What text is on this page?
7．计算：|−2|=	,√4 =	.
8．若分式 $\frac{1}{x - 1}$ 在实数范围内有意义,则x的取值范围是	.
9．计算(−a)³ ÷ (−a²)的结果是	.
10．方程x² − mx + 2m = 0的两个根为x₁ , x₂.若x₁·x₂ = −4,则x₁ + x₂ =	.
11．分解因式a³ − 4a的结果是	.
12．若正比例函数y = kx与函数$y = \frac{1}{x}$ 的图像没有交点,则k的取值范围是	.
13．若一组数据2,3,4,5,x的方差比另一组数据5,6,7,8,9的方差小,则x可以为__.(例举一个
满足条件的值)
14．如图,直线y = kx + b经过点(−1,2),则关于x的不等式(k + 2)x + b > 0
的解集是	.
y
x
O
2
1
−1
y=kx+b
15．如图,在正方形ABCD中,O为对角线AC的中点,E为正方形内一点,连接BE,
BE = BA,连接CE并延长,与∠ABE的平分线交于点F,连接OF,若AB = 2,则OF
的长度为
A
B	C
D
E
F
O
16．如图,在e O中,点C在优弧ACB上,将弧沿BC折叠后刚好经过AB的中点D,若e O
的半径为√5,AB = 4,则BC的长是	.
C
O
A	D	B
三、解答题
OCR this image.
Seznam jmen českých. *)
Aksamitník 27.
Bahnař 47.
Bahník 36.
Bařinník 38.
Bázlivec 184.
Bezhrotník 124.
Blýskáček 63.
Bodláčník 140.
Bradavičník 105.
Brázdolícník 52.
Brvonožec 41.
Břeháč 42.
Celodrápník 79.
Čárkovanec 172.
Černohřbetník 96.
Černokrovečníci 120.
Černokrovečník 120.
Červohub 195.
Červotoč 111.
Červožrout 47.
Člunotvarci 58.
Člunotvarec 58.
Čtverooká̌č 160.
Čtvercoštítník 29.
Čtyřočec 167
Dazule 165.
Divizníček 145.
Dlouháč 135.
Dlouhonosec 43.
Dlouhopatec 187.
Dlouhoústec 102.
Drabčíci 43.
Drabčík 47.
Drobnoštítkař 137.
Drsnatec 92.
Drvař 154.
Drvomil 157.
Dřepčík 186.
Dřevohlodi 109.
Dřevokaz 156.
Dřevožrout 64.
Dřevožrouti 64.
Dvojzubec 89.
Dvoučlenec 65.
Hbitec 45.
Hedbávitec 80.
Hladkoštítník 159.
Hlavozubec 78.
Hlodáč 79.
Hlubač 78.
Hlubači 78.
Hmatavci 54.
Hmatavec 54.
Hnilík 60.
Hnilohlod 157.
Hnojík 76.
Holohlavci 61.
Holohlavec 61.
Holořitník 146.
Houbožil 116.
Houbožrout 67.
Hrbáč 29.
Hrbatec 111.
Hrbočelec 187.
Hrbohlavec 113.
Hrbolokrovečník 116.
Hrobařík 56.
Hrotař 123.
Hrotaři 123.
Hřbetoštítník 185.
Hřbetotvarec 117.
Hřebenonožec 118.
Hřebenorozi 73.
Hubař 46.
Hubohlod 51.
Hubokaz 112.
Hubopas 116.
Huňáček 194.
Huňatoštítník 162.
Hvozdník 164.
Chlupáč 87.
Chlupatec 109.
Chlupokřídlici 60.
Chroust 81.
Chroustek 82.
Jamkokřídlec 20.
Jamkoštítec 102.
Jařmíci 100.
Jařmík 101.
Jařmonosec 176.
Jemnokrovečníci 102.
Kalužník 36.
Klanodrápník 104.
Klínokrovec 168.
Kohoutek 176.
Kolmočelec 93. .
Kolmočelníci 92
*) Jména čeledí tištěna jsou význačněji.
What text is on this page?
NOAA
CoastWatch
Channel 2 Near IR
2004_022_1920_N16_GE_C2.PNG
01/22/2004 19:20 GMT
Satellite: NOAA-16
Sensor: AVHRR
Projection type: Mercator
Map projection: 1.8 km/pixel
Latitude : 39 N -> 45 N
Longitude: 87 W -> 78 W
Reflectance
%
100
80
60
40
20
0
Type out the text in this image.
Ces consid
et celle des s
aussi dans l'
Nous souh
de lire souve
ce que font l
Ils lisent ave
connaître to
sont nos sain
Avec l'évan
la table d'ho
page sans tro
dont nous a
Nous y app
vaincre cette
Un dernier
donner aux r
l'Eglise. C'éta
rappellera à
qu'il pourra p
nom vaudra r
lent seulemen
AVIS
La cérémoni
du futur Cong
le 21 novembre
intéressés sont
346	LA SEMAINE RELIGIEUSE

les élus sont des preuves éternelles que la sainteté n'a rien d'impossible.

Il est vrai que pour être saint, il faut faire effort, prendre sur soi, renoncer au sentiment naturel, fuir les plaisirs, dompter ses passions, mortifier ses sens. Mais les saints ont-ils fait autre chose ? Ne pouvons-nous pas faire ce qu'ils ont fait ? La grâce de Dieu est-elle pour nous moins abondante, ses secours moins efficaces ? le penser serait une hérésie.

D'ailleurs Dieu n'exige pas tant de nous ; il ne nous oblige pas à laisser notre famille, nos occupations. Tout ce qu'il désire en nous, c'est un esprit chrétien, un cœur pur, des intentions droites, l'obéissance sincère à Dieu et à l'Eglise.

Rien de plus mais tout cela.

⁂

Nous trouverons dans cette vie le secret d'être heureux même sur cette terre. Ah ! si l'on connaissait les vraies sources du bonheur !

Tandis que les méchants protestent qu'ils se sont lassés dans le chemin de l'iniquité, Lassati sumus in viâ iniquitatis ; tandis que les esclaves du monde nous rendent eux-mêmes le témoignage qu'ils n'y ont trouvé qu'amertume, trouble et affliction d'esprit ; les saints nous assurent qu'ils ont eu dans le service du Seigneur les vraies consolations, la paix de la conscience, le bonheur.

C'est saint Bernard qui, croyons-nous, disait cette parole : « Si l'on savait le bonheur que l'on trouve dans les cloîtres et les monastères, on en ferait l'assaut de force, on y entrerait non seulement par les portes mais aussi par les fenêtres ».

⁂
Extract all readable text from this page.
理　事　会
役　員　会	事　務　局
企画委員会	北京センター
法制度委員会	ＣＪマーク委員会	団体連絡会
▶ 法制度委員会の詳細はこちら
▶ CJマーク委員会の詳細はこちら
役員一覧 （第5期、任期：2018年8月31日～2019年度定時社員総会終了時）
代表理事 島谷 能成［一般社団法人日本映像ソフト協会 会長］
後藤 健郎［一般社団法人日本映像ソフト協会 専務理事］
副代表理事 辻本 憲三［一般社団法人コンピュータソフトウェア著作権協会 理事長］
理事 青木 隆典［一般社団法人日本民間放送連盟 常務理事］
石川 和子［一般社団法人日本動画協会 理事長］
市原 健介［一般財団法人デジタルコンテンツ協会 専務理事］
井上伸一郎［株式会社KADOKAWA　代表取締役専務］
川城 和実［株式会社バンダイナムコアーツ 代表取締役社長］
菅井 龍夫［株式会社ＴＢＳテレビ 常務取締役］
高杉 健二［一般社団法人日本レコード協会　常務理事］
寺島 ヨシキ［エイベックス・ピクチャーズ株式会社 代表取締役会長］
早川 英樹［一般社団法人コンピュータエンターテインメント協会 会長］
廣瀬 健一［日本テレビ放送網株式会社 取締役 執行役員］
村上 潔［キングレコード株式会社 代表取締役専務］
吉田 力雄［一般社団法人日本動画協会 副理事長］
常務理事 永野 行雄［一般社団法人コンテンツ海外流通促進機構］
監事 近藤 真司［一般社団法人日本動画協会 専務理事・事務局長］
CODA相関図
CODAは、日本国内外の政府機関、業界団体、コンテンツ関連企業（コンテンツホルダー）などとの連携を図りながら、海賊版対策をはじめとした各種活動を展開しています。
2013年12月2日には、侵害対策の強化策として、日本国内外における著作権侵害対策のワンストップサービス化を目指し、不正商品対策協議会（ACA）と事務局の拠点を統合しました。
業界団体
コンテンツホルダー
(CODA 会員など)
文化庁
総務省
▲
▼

______

Objective: Pull out all lines in the data above that include "aussi".

Exercise output:
aussi dans l'
C'est saint Bernard qui, croyons-nous, disait cette parole : « Si l'on savait le bonheur que l'on trouve dans les cloîtres et les monastères, on en ferait l'assaut de force, on y entrerait non seulement par les portes mais aussi par les fenêtres ».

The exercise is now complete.